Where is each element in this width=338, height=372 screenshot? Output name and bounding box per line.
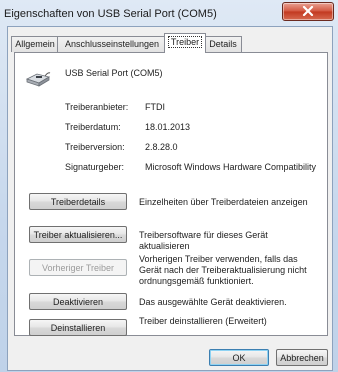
device-name: USB Serial Port (COM5) (65, 68, 163, 78)
usb-connector-icon (25, 72, 51, 87)
tab-details[interactable]: Details (204, 36, 242, 52)
digital-signer-label: Signaturgeber: (65, 162, 125, 172)
tab-allgemein[interactable]: Allgemein (11, 36, 59, 52)
properties-dialog: Eigenschaften von USB Serial Port (COM5)… (0, 0, 338, 372)
disable-device-button[interactable]: Deaktivieren (29, 293, 127, 310)
digital-signer-value: Microsoft Windows Hardware Compatibility (145, 162, 317, 172)
driver-provider-label: Treiberanbieter: (65, 102, 129, 112)
cancel-button[interactable]: Abbrechen (276, 349, 328, 366)
driver-version-value: 2.8.28.0 (145, 142, 178, 152)
tab-label: Anschlusseinstellungen (64, 39, 160, 49)
uninstall-driver-description: Treiber deinstallieren (Erweitert) (139, 316, 267, 326)
close-icon (302, 6, 314, 16)
title-bar[interactable]: Eigenschaften von USB Serial Port (COM5) (0, 0, 338, 26)
close-button[interactable] (282, 2, 334, 21)
update-driver-button[interactable]: Treiber aktualisieren... (29, 226, 127, 243)
tab-strip: Allgemein Anschlusseinstellungen Treiber… (8, 33, 332, 53)
driver-version-label: Treiberversion: (65, 142, 125, 152)
uninstall-driver-button[interactable]: Deinstallieren (29, 319, 127, 336)
rollback-driver-button[interactable]: Vorheriger Treiber (29, 259, 127, 276)
tab-label: Treiber (167, 36, 203, 48)
ok-button[interactable]: OK (209, 349, 269, 366)
tab-label: Allgemein (15, 39, 55, 49)
driver-date-value: 18.01.2013 (145, 122, 191, 132)
driver-date-label: Treiberdatum: (65, 122, 121, 132)
dialog-body: Allgemein Anschlusseinstellungen Treiber… (7, 26, 333, 371)
driver-tab-panel: USB Serial Port (COM5) Treiberanbieter: … (14, 52, 328, 336)
tab-treiber[interactable]: Treiber (164, 33, 206, 53)
driver-details-button[interactable]: Treiberdetails (29, 193, 127, 210)
rollback-driver-description: Vorherigen Treiber verwenden, falls das … (139, 254, 307, 286)
window-title: Eigenschaften von USB Serial Port (COM5) (4, 8, 217, 20)
driver-provider-value: FTDI (145, 102, 165, 112)
update-driver-description: Treibersoftware für dieses Gerät aktuali… (139, 230, 268, 251)
driver-details-description: Einzelheiten über Treiberdateien anzeige… (139, 197, 308, 207)
tab-anschlusseinstellungen[interactable]: Anschlusseinstellungen (57, 36, 167, 52)
tab-label: Details (209, 39, 237, 49)
disable-device-description: Das ausgewählte Gerät deaktivieren. (139, 297, 287, 307)
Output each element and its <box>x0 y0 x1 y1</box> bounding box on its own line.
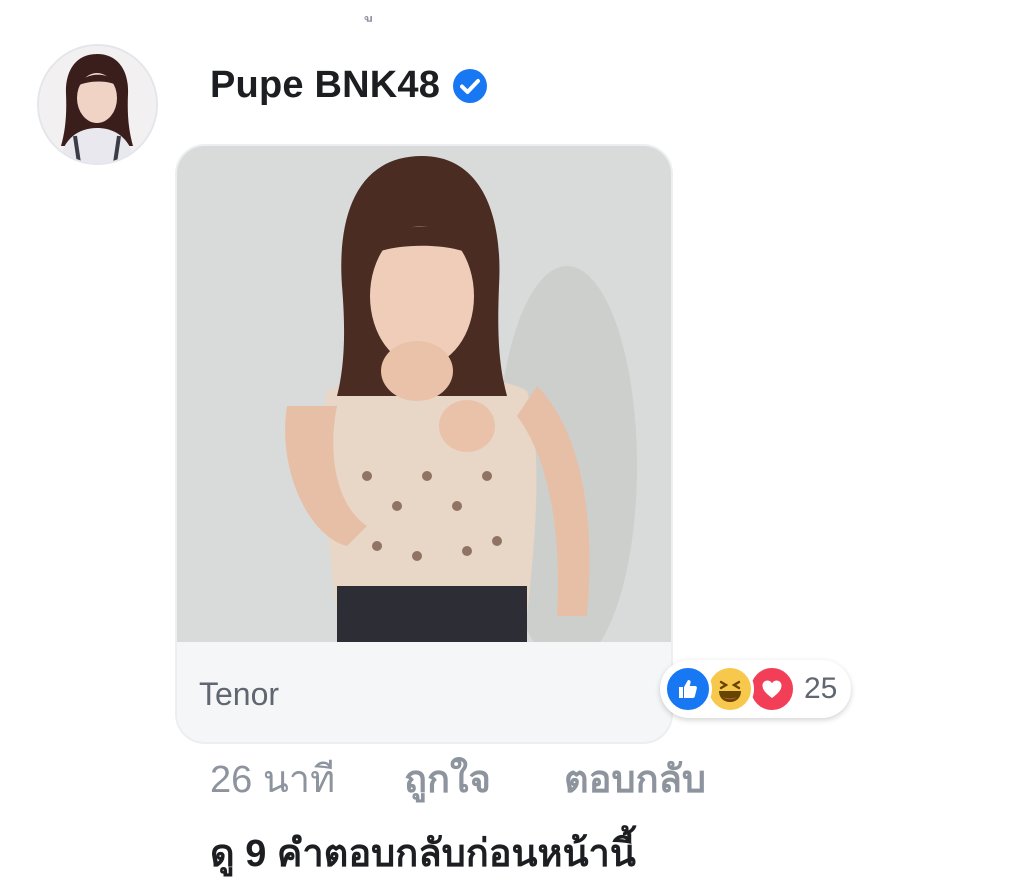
gif-attachment[interactable]: Tenor <box>175 144 673 744</box>
comment-timestamp[interactable]: 26 นาที <box>210 748 404 809</box>
view-previous-replies-link[interactable]: ดู 9 คำตอบกลับก่อนหน้านี้ <box>210 822 636 883</box>
avatar-photo <box>39 46 156 163</box>
like-icon <box>664 665 712 713</box>
verified-check-icon <box>452 68 488 104</box>
reactions-summary[interactable]: 25 <box>660 660 852 718</box>
haha-icon <box>706 665 754 713</box>
author-avatar[interactable] <box>37 44 158 165</box>
comment-header: Pupe BNK48 <box>210 64 488 107</box>
gif-frame <box>177 146 671 666</box>
reaction-count: 25 <box>804 672 838 705</box>
gif-source-label: Tenor <box>199 676 280 712</box>
comment-actions: 26 นาที ถูกใจ ตอบกลับ <box>210 748 706 809</box>
love-icon <box>748 665 796 713</box>
reply-button[interactable]: ตอบกลับ <box>564 748 706 809</box>
gif-image[interactable] <box>177 146 671 666</box>
author-name[interactable]: Pupe BNK48 <box>210 64 440 107</box>
like-button[interactable]: ถูกใจ <box>404 748 564 809</box>
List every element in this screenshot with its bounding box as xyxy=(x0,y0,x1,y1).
_ _ _ _ _ _ _
▶ [Stated problem]:
Update the part of the data that opens with the line containing "device-name: USB Serial" and closes with the line containing "close-button[interactable] (282, 2, 334, 21)" by putting "Cancel" in place of "Abbrechen" and leaving everything else as it is. Return only those lines.

▶ [Output for this task]:
device-name: USB Serial Port (COM5) (65, 68, 163, 78)
usb-connector-icon (25, 72, 51, 87)
tab-details[interactable]: Details (204, 36, 242, 52)
digital-signer-label: Signaturgeber: (65, 162, 125, 172)
tab-allgemein[interactable]: Allgemein (11, 36, 59, 52)
properties-dialog: Eigenschaften von USB Serial Port (COM5)… (0, 0, 338, 372)
disable-device-button[interactable]: Deaktivieren (29, 293, 127, 310)
digital-signer-value: Microsoft Windows Hardware Compatibility (145, 162, 317, 172)
driver-provider-label: Treiberanbieter: (65, 102, 129, 112)
cancel-button[interactable]: Cancel (276, 349, 328, 366)
driver-version-value: 2.8.28.0 (145, 142, 178, 152)
tab-label: Anschlusseinstellungen (64, 39, 160, 49)
uninstall-driver-description: Treiber deinstallieren (Erweitert) (139, 316, 267, 326)
close-icon (302, 6, 314, 16)
title-bar[interactable]: Eigenschaften von USB Serial Port (COM5) (0, 0, 338, 26)
close-button[interactable] (282, 2, 334, 21)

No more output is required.